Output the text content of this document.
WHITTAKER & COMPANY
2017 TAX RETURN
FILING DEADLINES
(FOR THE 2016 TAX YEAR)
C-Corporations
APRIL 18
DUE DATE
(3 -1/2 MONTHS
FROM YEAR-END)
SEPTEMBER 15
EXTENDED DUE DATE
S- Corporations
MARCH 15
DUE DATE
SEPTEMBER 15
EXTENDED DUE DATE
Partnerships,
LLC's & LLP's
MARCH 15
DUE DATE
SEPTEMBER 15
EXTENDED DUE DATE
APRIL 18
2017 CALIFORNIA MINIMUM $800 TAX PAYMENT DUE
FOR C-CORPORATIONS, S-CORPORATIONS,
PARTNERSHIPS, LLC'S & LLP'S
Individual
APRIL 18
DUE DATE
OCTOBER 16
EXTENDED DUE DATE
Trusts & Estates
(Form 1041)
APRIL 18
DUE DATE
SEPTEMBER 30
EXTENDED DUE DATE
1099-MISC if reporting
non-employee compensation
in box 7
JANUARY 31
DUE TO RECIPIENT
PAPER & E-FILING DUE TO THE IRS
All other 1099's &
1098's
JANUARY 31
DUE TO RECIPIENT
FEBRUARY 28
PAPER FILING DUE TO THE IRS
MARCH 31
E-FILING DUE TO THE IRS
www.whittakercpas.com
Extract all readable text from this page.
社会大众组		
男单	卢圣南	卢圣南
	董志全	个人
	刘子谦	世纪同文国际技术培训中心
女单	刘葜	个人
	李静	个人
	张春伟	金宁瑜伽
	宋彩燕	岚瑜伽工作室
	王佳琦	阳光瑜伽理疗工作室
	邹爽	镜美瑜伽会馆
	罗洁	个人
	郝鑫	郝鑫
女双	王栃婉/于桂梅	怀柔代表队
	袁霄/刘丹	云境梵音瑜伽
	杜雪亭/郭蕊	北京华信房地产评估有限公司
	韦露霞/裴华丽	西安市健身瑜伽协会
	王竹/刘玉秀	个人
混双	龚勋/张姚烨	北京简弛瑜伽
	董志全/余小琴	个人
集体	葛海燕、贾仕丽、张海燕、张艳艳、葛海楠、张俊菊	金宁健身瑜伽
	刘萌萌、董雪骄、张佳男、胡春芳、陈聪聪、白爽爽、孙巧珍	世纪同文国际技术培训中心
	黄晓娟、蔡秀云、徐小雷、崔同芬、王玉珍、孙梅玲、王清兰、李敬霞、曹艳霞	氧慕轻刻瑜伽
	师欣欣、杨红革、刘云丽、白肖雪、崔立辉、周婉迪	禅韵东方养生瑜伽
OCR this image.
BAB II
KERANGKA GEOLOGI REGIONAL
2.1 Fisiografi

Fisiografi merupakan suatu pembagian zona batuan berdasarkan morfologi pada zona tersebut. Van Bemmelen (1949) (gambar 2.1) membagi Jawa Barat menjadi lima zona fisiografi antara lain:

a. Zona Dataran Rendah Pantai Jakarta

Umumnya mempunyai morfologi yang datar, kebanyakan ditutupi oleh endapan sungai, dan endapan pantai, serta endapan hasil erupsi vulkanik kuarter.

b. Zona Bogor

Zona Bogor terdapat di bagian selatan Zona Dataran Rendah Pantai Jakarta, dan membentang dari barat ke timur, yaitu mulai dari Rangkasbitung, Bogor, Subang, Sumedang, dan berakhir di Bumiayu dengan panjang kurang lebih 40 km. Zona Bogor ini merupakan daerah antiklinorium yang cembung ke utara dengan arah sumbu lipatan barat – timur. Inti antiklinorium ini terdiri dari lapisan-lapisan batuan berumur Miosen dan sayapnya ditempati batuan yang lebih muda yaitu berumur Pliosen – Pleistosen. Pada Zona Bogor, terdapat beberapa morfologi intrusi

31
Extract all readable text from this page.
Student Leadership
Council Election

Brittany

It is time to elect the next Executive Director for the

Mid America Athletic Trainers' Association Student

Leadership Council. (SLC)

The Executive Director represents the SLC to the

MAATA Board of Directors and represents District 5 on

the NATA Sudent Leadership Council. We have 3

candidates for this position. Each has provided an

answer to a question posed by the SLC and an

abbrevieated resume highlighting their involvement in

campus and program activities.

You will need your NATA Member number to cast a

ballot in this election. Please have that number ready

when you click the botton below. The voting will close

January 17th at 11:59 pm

|---|

§ WHAT IS ASKED: Tally the lines in the records above that contain the word "this", and give only that number.

§ SOLUTION TO THE PROBLEM: 6